[Extracted data entries]
#####

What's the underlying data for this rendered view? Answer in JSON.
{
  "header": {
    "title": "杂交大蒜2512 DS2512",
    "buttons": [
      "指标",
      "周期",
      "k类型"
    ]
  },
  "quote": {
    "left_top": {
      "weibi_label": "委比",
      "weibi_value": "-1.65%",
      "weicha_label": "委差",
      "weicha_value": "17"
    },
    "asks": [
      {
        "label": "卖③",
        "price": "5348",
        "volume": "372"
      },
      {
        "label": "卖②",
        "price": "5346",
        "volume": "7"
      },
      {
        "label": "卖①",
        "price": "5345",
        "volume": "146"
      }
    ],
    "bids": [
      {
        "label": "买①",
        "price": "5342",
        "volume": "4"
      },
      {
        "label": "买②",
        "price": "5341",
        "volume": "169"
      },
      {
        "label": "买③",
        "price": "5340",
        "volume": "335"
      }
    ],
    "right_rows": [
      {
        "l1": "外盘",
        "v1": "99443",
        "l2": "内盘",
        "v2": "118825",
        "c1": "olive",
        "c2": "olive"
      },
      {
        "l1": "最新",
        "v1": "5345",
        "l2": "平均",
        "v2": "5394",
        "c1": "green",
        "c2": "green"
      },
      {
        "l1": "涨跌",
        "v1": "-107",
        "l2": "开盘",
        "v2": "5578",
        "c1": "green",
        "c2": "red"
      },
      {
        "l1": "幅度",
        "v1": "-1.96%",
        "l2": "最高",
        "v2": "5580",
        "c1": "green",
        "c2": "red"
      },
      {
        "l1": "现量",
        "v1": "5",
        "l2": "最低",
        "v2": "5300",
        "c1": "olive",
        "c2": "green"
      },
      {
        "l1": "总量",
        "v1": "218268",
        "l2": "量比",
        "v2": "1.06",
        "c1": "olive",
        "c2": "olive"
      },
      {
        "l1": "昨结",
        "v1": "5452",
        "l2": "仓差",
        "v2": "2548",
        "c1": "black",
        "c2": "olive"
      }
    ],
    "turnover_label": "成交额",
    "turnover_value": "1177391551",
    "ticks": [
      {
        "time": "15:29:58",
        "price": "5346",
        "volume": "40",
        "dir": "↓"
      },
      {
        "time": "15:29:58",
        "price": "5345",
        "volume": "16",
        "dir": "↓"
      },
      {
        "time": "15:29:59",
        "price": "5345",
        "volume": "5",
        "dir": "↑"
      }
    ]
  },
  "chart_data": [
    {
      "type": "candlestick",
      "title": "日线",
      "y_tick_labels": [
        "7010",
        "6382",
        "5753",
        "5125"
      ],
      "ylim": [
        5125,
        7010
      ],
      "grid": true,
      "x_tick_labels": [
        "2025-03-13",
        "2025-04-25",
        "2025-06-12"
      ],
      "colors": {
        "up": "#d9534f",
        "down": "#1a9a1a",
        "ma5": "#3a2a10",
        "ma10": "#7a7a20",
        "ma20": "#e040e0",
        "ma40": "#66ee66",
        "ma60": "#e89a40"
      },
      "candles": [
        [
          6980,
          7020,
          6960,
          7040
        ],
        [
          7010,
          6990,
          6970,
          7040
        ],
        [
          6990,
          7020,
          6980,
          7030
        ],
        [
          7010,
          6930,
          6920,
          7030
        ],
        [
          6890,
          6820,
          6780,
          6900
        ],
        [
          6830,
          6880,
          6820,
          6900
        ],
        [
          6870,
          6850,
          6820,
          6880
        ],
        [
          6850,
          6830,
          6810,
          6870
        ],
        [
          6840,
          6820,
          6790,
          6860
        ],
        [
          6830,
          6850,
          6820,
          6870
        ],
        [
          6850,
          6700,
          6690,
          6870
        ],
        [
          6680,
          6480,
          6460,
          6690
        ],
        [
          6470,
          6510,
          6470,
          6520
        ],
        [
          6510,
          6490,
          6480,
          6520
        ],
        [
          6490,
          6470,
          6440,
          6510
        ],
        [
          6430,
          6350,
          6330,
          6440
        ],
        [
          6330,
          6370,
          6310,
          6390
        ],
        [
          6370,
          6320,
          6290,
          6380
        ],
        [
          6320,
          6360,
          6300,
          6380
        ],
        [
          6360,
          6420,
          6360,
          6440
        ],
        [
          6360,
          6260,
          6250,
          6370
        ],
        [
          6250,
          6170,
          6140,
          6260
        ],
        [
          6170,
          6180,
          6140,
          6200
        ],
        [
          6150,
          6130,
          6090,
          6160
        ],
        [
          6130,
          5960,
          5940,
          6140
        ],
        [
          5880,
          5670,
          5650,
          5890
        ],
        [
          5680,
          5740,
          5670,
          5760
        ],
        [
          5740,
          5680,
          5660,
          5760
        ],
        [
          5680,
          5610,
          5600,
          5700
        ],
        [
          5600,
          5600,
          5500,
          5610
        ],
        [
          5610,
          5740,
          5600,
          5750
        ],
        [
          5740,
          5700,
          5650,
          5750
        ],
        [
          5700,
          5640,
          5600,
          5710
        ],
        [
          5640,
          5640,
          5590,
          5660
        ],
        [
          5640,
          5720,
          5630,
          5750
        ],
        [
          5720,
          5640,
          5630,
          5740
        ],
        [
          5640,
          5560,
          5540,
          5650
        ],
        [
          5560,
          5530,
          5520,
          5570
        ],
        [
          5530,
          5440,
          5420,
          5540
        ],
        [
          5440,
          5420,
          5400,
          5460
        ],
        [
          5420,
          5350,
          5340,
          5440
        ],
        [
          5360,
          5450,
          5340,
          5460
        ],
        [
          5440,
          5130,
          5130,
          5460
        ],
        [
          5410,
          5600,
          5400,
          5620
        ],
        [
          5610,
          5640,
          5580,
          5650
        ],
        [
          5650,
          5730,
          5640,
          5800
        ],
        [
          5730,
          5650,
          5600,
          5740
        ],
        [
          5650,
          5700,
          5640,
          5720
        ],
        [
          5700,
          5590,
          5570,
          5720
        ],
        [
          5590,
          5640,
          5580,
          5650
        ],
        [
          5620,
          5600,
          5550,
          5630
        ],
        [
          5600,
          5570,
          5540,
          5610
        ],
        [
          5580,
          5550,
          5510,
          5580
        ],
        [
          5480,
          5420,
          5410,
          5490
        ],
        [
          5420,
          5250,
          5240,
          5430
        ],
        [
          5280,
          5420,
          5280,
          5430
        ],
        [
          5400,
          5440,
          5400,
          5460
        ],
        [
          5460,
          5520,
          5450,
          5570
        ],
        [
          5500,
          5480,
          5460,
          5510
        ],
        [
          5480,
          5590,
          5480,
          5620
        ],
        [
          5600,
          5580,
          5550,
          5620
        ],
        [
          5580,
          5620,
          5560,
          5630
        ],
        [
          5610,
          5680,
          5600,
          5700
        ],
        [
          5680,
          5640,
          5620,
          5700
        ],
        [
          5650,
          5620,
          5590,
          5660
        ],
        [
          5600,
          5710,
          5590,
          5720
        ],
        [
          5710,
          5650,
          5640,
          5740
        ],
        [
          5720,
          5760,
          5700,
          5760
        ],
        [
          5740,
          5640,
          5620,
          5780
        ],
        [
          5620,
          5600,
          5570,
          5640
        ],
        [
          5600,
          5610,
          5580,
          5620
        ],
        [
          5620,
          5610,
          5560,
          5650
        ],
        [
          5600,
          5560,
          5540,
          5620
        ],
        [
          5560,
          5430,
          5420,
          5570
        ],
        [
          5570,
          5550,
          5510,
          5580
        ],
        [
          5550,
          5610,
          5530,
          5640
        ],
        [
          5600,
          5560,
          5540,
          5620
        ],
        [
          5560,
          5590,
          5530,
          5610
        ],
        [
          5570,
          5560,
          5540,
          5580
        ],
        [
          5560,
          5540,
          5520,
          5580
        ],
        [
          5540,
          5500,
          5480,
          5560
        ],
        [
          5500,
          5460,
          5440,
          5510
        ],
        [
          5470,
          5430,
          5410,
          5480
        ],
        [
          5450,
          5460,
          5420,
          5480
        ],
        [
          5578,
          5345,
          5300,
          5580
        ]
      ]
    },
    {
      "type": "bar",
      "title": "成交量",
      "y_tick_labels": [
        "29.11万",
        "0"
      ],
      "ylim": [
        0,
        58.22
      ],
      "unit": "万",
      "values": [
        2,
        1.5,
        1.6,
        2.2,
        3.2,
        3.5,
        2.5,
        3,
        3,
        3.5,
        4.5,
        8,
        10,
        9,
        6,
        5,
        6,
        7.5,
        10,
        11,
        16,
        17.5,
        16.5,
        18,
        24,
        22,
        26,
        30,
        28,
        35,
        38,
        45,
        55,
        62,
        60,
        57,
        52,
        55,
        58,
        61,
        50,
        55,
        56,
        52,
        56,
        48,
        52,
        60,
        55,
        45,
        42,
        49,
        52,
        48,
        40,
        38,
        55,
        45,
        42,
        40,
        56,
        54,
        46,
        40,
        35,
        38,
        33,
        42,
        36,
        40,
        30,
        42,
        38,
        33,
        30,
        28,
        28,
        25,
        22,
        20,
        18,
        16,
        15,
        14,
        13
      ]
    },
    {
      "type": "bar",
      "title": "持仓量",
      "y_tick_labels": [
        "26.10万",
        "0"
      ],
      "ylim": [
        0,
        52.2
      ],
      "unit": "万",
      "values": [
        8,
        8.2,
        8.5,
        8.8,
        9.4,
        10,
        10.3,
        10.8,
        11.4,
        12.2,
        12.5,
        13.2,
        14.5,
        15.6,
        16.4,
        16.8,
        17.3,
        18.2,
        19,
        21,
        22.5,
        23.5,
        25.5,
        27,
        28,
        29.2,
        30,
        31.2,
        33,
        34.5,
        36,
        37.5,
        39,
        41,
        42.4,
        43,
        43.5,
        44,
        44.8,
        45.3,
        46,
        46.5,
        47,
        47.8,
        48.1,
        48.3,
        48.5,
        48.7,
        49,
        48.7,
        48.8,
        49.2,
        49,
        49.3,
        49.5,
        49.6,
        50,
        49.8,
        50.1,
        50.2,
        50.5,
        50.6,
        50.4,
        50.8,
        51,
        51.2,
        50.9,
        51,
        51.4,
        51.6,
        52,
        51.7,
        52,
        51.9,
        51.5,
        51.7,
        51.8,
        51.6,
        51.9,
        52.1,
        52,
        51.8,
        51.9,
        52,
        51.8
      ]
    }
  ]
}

#####

▶ [AIM] Return only the number of lines in the data that contain "title".

▶ [SOLUTION FOR THIS PROBLEM] 4